WHAT THE TASK ASKS:
Reproduce all entries precisely, down to the last character.

===== RECORD SET

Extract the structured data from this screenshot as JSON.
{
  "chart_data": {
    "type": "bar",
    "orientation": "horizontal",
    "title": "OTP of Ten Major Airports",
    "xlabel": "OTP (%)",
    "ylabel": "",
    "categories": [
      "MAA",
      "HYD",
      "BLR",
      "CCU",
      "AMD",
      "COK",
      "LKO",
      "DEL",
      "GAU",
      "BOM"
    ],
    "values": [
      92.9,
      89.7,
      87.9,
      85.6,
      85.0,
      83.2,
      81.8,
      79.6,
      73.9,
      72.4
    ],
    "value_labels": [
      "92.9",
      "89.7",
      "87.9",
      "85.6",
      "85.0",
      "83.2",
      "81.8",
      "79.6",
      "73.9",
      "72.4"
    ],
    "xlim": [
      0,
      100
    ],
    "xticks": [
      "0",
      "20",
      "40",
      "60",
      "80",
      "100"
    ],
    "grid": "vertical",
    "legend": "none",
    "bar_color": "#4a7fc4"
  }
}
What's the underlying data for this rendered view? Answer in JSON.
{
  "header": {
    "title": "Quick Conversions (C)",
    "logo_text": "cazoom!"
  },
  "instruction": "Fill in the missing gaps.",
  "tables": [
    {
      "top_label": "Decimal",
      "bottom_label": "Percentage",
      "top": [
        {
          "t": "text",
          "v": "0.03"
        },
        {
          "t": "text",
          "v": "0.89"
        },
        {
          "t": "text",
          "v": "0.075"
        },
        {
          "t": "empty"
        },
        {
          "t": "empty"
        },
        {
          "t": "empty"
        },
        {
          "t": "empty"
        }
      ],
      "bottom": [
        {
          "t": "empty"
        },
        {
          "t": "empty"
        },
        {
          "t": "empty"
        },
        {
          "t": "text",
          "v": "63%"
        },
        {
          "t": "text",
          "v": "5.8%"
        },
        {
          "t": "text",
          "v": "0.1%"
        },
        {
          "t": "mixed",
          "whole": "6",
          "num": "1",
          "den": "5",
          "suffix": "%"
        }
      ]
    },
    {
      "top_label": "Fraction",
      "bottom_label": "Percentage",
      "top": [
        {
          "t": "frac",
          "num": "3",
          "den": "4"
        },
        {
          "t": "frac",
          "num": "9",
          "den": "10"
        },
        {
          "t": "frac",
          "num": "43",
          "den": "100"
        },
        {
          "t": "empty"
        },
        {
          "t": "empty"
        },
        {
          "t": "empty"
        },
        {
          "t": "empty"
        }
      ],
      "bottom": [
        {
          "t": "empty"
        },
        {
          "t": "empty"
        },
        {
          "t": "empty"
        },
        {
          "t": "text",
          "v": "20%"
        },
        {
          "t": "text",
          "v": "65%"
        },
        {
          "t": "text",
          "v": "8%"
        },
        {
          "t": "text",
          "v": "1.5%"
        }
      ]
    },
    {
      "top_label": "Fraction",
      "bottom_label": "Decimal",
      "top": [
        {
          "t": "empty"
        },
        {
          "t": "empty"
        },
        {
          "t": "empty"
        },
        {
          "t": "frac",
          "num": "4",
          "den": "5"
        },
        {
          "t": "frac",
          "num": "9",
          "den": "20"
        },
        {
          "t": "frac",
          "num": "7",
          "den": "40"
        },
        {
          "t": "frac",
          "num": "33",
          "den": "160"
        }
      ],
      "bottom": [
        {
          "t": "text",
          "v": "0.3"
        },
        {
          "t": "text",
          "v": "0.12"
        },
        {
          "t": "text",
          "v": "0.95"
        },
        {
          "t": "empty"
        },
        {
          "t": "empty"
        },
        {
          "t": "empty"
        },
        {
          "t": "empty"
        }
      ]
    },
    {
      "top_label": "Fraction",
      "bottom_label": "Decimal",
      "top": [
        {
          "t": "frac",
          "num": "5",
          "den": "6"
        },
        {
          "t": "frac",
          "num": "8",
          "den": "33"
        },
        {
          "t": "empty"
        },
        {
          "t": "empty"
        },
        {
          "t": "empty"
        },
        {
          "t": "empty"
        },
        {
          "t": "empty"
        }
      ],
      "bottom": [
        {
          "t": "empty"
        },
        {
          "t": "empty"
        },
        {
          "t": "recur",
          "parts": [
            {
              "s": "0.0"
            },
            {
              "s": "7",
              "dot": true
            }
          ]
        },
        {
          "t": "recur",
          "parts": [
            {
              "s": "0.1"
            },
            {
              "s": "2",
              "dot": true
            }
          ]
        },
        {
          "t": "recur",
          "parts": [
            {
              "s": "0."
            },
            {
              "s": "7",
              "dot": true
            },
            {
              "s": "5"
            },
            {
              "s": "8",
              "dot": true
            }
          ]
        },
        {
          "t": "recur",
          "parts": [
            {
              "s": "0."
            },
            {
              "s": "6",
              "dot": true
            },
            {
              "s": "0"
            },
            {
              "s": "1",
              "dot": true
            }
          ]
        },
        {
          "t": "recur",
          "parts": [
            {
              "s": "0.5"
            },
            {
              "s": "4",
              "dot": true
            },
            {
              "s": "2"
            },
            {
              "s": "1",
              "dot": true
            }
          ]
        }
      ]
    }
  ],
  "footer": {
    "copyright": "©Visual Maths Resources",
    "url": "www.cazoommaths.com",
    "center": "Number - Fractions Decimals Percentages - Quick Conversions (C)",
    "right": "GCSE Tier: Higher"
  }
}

==========

RESPONSE FOR THIS EXERCISE:
Extract the structured data from this screenshot as JSON.
{
  "chart_data": {
    "type": "bar",
    "orientation": "horizontal",
    "title": "OTP of Ten Major Airports",
    "xlabel": "OTP (%)",
    "ylabel": "",
    "categories": [
      "MAA",
      "HYD",
      "BLR",
      "CCU",
      "AMD",
      "COK",
      "LKO",
      "DEL",
      "GAU",
      "BOM"
    ],
    "values": [
      92.9,
      89.7,
      87.9,
      85.6,
      85.0,
      83.2,
      81.8,
      79.6,
      73.9,
      72.4
    ],
    "value_labels": [
      "92.9",
      "89.7",
      "87.9",
      "85.6",
      "85.0",
      "83.2",
      "81.8",
      "79.6",
      "73.9",
      "72.4"
    ],
    "xlim": [
      0,
      100
    ],
    "xticks": [
      "0",
      "20",
      "40",
      "60",
      "80",
      "100"
    ],
    "grid": "vertical",
    "legend": "none",
    "bar_color": "#4a7fc4"
  }
}
What's the underlying data for this rendered view? Answer in JSON.
{
  "header": {
    "title": "Quick Conversions (C)",
    "logo_text": "cazoom!"
  },
  "instruction": "Fill in the missing gaps.",
  "tables": [
    {
      "top_label": "Decimal",
      "bottom_label": "Percentage",
      "top": [
        {
          "t": "text",
          "v": "0.03"
        },
        {
          "t": "text",
          "v": "0.89"
        },
        {
          "t": "text",
          "v": "0.075"
        },
        {
          "t": "empty"
        },
        {
          "t": "empty"
        },
        {
          "t": "empty"
        },
        {
          "t": "empty"
        }
      ],
      "bottom": [
        {
          "t": "empty"
        },
        {
          "t": "empty"
        },
        {
          "t": "empty"
        },
        {
          "t": "text",
          "v": "63%"
        },
        {
          "t": "text",
          "v": "5.8%"
        },
        {
          "t": "text",
          "v": "0.1%"
        },
        {
          "t": "mixed",
          "whole": "6",
          "num": "1",
          "den": "5",
          "suffix": "%"
        }
      ]
    },
    {
      "top_label": "Fraction",
      "bottom_label": "Percentage",
      "top": [
        {
          "t": "frac",
          "num": "3",
          "den": "4"
        },
        {
          "t": "frac",
          "num": "9",
          "den": "10"
        },
        {
          "t": "frac",
          "num": "43",
          "den": "100"
        },
        {
          "t": "empty"
        },
        {
          "t": "empty"
        },
        {
          "t": "empty"
        },
        {
          "t": "empty"
        }
      ],
      "bottom": [
        {
          "t": "empty"
        },
        {
          "t": "empty"
        },
        {
          "t": "empty"
        },
        {
          "t": "text",
          "v": "20%"
        },
        {
          "t": "text",
          "v": "65%"
        },
        {
          "t": "text",
          "v": "8%"
        },
        {
          "t": "text",
          "v": "1.5%"
        }
      ]
    },
    {
      "top_label": "Fraction",
      "bottom_label": "Decimal",
      "top": [
        {
          "t": "empty"
        },
        {
          "t": "empty"
        },
        {
          "t": "empty"
        },
        {
          "t": "frac",
          "num": "4",
          "den": "5"
        },
        {
          "t": "frac",
          "num": "9",
          "den": "20"
        },
        {
          "t": "frac",
          "num": "7",
          "den": "40"
        },
        {
          "t": "frac",
          "num": "33",
          "den": "160"
        }
      ],
      "bottom": [
        {
          "t": "text",
          "v": "0.3"
        },
        {
          "t": "text",
          "v": "0.12"
        },
        {
          "t": "text",
          "v": "0.95"
        },
        {
          "t": "empty"
        },
        {
          "t": "empty"
        },
        {
          "t": "empty"
        },
        {
          "t": "empty"
        }
      ]
    },
    {
      "top_label": "Fraction",
      "bottom_label": "Decimal",
      "top": [
        {
          "t": "frac",
          "num": "5",
          "den": "6"
        },
        {
          "t": "frac",
          "num": "8",
          "den": "33"
        },
        {
          "t": "empty"
        },
        {
          "t": "empty"
        },
        {
          "t": "empty"
        },
        {
          "t": "empty"
        },
        {
          "t": "empty"
        }
      ],
      "bottom": [
        {
          "t": "empty"
        },
        {
          "t": "empty"
        },
        {
          "t": "recur",
          "parts": [
            {
              "s": "0.0"
            },
            {
              "s": "7",
              "dot": true
            }
          ]
        },
        {
          "t": "recur",
          "parts": [
            {
              "s": "0.1"
            },
            {
              "s": "2",
              "dot": true
            }
          ]
        },
        {
          "t": "recur",
          "parts": [
            {
              "s": "0."
            },
            {
              "s": "7",
              "dot": true
            },
            {
              "s": "5"
            },
            {
              "s": "8",
              "dot": true
            }
          ]
        },
        {
          "t": "recur",
          "parts": [
            {
              "s": "0."
            },
            {
              "s": "6",
              "dot": true
            },
            {
              "s": "0"
            },
            {
              "s": "1",
              "dot": true
            }
          ]
        },
        {
          "t": "recur",
          "parts": [
            {
              "s": "0.5"
            },
            {
              "s": "4",
              "dot": true
            },
            {
              "s": "2"
            },
            {
              "s": "1",
              "dot": true
            }
          ]
        }
      ]
    }
  ],
  "footer": {
    "copyright": "©Visual Maths Resources",
    "url": "www.cazoommaths.com",
    "center": "Number - Fractions Decimals Percentages - Quick Conversions (C)",
    "right": "GCSE Tier: Higher"
  }
}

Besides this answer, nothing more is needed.